--- START Given records ---
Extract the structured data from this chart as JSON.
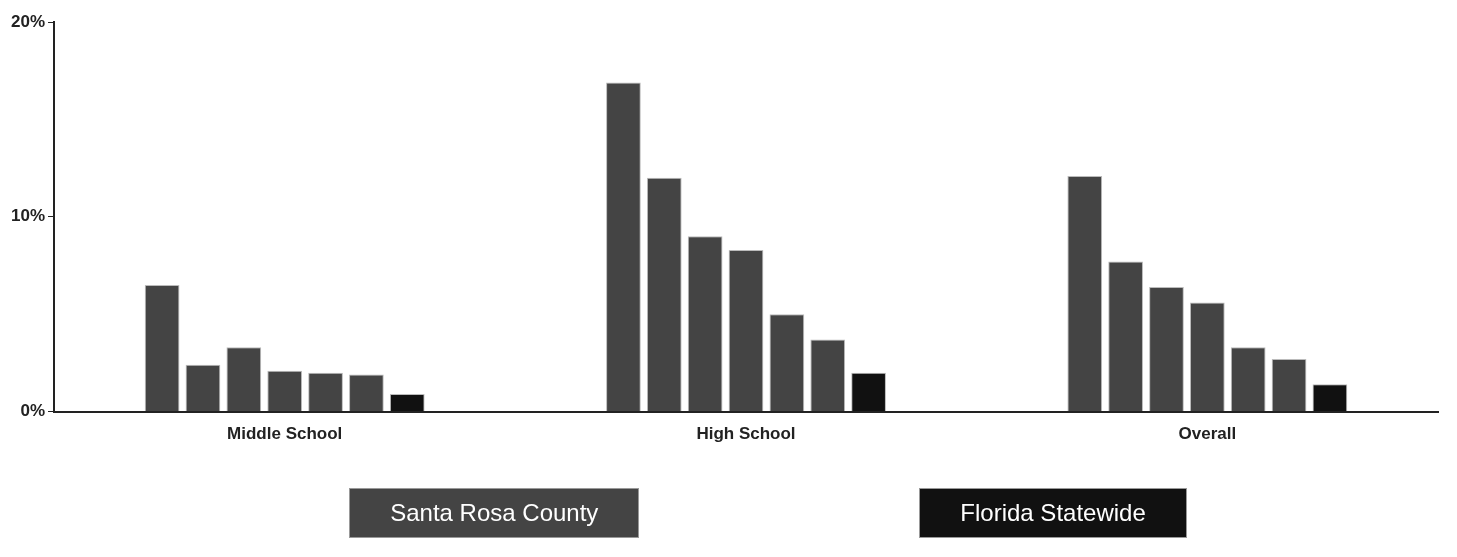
{
  "chart_data": {
    "type": "bar",
    "categories": [
      "Middle School",
      "High School",
      "Overall"
    ],
    "series": [
      {
        "name": "Santa Rosa County",
        "color": "#444444",
        "values": [
          6.5,
          16.9,
          12.1
        ]
      },
      {
        "color": "#444444",
        "values": [
          2.4,
          12.0,
          7.7
        ]
      },
      {
        "color": "#444444",
        "values": [
          3.3,
          9.0,
          6.4
        ]
      },
      {
        "color": "#444444",
        "values": [
          2.1,
          8.3,
          5.6
        ]
      },
      {
        "color": "#444444",
        "values": [
          2.0,
          5.0,
          3.3
        ]
      },
      {
        "color": "#444444",
        "values": [
          1.9,
          3.7,
          2.7
        ]
      },
      {
        "name": "Florida Statewide",
        "color": "#111111",
        "values": [
          0.9,
          2.0,
          1.4
        ]
      }
    ],
    "ylim": [
      0,
      20
    ],
    "yticks": [
      {
        "value": 0,
        "label": "0%"
      },
      {
        "value": 10,
        "label": "10%"
      },
      {
        "value": 20,
        "label": "20%"
      }
    ],
    "grid": false,
    "legend": "bottom"
  }
}
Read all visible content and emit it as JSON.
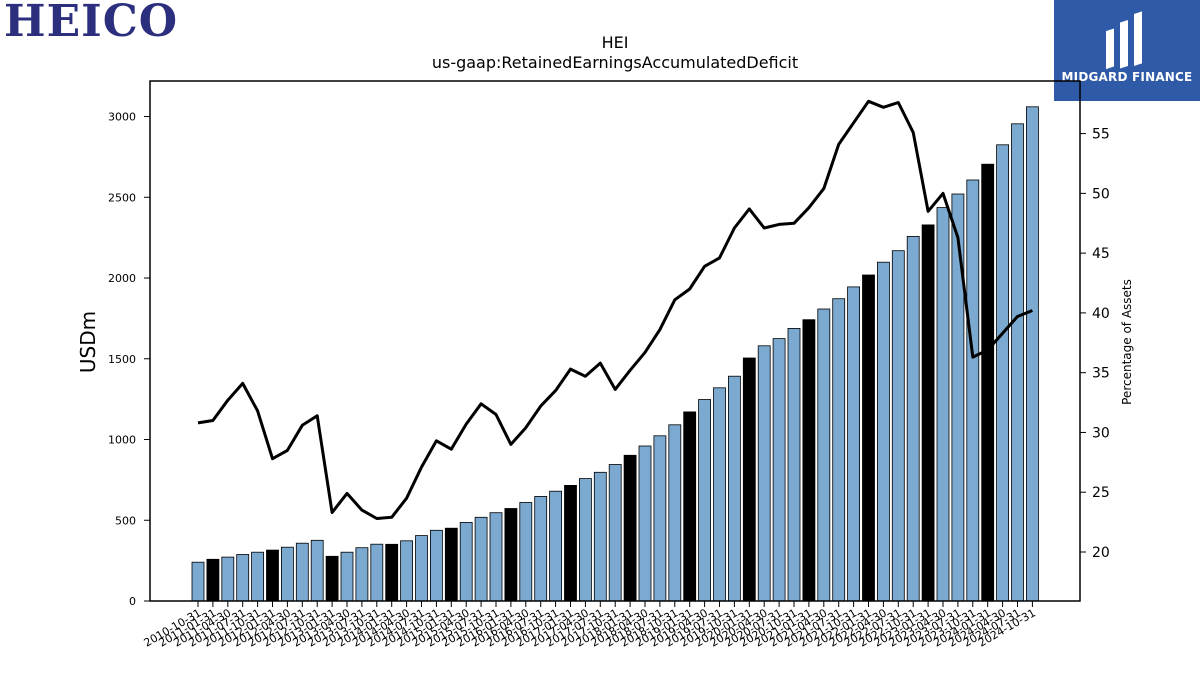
{
  "brand": {
    "logo_text": "HEICO",
    "badge_text": "MIDGARD FINANCE",
    "badge_color": "#2f5aa8",
    "logo_color": "#2b2f7e"
  },
  "chart_data": {
    "type": "bar",
    "title": "HEI",
    "subtitle": "us-gaap:RetainedEarningsAccumulatedDeficit",
    "ylabel": "USDm",
    "y2label": "Percentage of Assets",
    "ylim": [
      0,
      3220
    ],
    "y2lim": [
      15.9,
      59.4
    ],
    "yticks": [
      0,
      500,
      1000,
      1500,
      2000,
      2500,
      3000
    ],
    "y2ticks": [
      20,
      25,
      30,
      35,
      40,
      45,
      50,
      55
    ],
    "colors": {
      "bar": "#7ba9d0",
      "bar_annual": "#000000",
      "line": "#000000"
    },
    "categories": [
      "2010-10-31",
      "2011-01-31",
      "2011-04-30",
      "2011-07-31",
      "2011-10-31",
      "2012-01-31",
      "2012-04-30",
      "2012-07-31",
      "2012-10-31",
      "2013-01-31",
      "2013-04-30",
      "2013-07-31",
      "2013-10-31",
      "2014-01-31",
      "2014-04-30",
      "2014-07-31",
      "2014-10-31",
      "2015-01-31",
      "2015-04-30",
      "2015-07-31",
      "2015-10-31",
      "2016-01-31",
      "2016-04-30",
      "2016-07-31",
      "2016-10-31",
      "2017-01-31",
      "2017-04-30",
      "2017-07-31",
      "2017-10-31",
      "2018-01-31",
      "2018-04-30",
      "2018-07-31",
      "2018-10-31",
      "2019-01-31",
      "2019-04-30",
      "2019-07-31",
      "2019-10-31",
      "2020-01-31",
      "2020-04-30",
      "2020-07-31",
      "2020-10-31",
      "2021-01-31",
      "2021-04-30",
      "2021-07-31",
      "2021-10-31",
      "2022-01-31",
      "2022-04-30",
      "2022-07-31",
      "2022-10-31",
      "2023-01-31",
      "2023-04-30",
      "2023-07-31",
      "2023-10-31",
      "2024-01-31",
      "2024-04-30",
      "2024-07-31",
      "2024-10-31"
    ],
    "series": [
      {
        "values": [
          240,
          258,
          272,
          288,
          302,
          315,
          333,
          358,
          376,
          277,
          302,
          330,
          352,
          351,
          373,
          405,
          438,
          451,
          487,
          518,
          547,
          573,
          610,
          648,
          680,
          716,
          758,
          797,
          845,
          902,
          960,
          1023,
          1091,
          1171,
          1248,
          1320,
          1392,
          1505,
          1580,
          1625,
          1688,
          1742,
          1808,
          1872,
          1945,
          2019,
          2098,
          2169,
          2258,
          2329,
          2436,
          2520,
          2607,
          2705,
          2825,
          2955,
          3060
        ]
      },
      {
        "values": [
          30.8,
          31.0,
          32.7,
          34.1,
          31.8,
          27.8,
          28.5,
          30.6,
          31.4,
          23.3,
          24.9,
          23.5,
          22.8,
          22.9,
          24.5,
          27.1,
          29.3,
          28.6,
          30.7,
          32.4,
          31.5,
          29.0,
          30.4,
          32.2,
          33.5,
          35.3,
          34.7,
          35.8,
          33.6,
          35.2,
          36.7,
          38.6,
          41.1,
          42.0,
          43.9,
          44.6,
          47.1,
          48.7,
          47.1,
          47.4,
          47.5,
          48.8,
          50.4,
          54.1,
          55.9,
          57.7,
          57.2,
          57.6,
          55.1,
          48.5,
          50.0,
          46.3,
          36.3,
          36.9,
          38.3,
          39.7,
          40.2
        ]
      }
    ],
    "annual_flags": [
      0,
      1,
      0,
      0,
      0,
      1,
      0,
      0,
      0,
      1,
      0,
      0,
      0,
      1,
      0,
      0,
      0,
      1,
      0,
      0,
      0,
      1,
      0,
      0,
      0,
      1,
      0,
      0,
      0,
      1,
      0,
      0,
      0,
      1,
      0,
      0,
      0,
      1,
      0,
      0,
      0,
      1,
      0,
      0,
      0,
      1,
      0,
      0,
      0,
      1,
      0,
      0,
      0,
      1,
      0,
      0,
      0
    ]
  }
}
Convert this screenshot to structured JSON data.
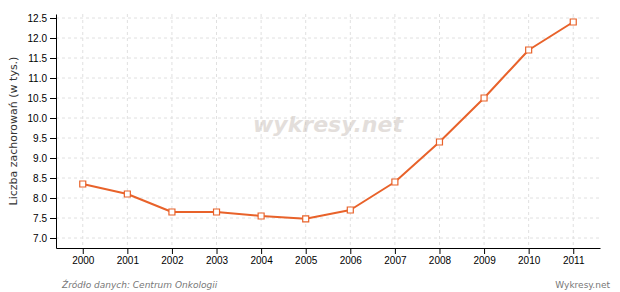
{
  "chart_data": {
    "type": "line",
    "ylabel": "Liczba zachorowań (w tys.)",
    "x": [
      2000,
      2001,
      2002,
      2003,
      2004,
      2005,
      2006,
      2007,
      2008,
      2009,
      2010,
      2011
    ],
    "values": [
      8.35,
      8.1,
      7.65,
      7.65,
      7.55,
      7.48,
      7.7,
      8.4,
      9.4,
      10.5,
      11.7,
      12.4
    ],
    "color": "#e8622a",
    "marker": "square",
    "xlim": [
      1999.4,
      2011.6
    ],
    "xticks": [
      2000,
      2001,
      2002,
      2003,
      2004,
      2005,
      2006,
      2007,
      2008,
      2009,
      2010,
      2011
    ],
    "ylim": [
      6.75,
      12.6
    ],
    "yticks": [
      {
        "value": 7.0,
        "label": "7.0"
      },
      7.5,
      {
        "value": 8.0,
        "label": "8.0"
      },
      8.5,
      {
        "value": 9.0,
        "label": "9.0"
      },
      9.5,
      {
        "value": 10.0,
        "label": "10.0"
      },
      10.5,
      {
        "value": 11.0,
        "label": "11.0"
      },
      11.5,
      {
        "value": 12.0,
        "label": "12.0"
      },
      12.5
    ],
    "grid": true,
    "annotations": [
      "wykresy.net",
      "Źródło danych:  Centrum Onkologii",
      "Wykresy.net"
    ]
  }
}
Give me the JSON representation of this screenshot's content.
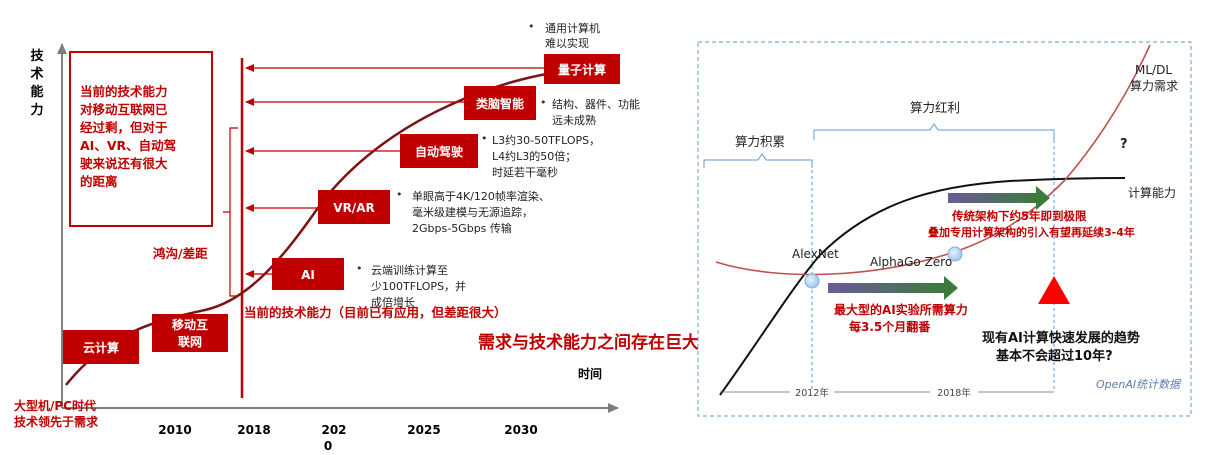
{
  "left": {
    "y_axis_label": [
      "技",
      "术",
      "能",
      "力"
    ],
    "x_axis_label": "时间",
    "years": [
      "2010",
      "2018",
      "202",
      "0",
      "2025",
      "2030"
    ],
    "origin_label": [
      "大型机/PC时代",
      "技术领先于需求"
    ],
    "callout": [
      "当前的技术能力",
      "对移动互联网已",
      "经过剩，但对于",
      "AI、VR、自动驾",
      "驶来说还有很大",
      "的距离"
    ],
    "gap_label": "鸿沟/差距",
    "current_ability": "当前的技术能力（目前已有应用，但差距很大）",
    "stages": {
      "cloud": "云计算",
      "mobile": [
        "移动互",
        "联网"
      ],
      "ai": "AI",
      "vrar": "VR/AR",
      "auto": "自动驾驶",
      "brain": "类脑智能",
      "quantum": "量子计算"
    },
    "notes": {
      "ai": [
        "云端训练计算至",
        "少100TFLOPS，并",
        "成倍增长"
      ],
      "vrar": [
        "单眼高于4K/120帧率渲染、",
        "毫米级建模与无源追踪，",
        "2Gbps-5Gbps 传输"
      ],
      "auto": [
        "L3约30-50TFLOPS，",
        "L4约L3的50倍；",
        "时延若干毫秒"
      ],
      "brain": [
        "结构、器件、功能",
        "远未成熟"
      ],
      "quantum": [
        "通用计算机",
        "难以实现"
      ]
    }
  },
  "center_caption": "需求与技术能力之间存在巨大鸿沟",
  "right": {
    "accumulation": "算力积累",
    "dividend": "算力红利",
    "mldl": [
      "ML/DL",
      "算力需求"
    ],
    "compute": "计算能力",
    "question": "?",
    "alexnet": "AlexNet",
    "alphago": "AlphaGo Zero",
    "limit_note": [
      "传统架构下约5年即到极限",
      "叠加专用计算架构的引入有望再延续3-4年"
    ],
    "doubling_note": [
      "最大型的AI实验所需算力",
      "每3.5个月翻番"
    ],
    "conclusion": [
      "现有AI计算快速发展的趋势",
      "基本不会超过10年?"
    ],
    "year_2012": "2012年",
    "year_2018": "2018年",
    "source": "OpenAI统计数据"
  },
  "colors": {
    "red": "#c00000",
    "dark_red": "#a50f15",
    "purple": "#6b5a9a",
    "dashed_border": "#5b9bd5"
  }
}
--- END Given records ---
Across the preceding material, how many lines contain the word "JSON"? State the number alone.

## [The result]
4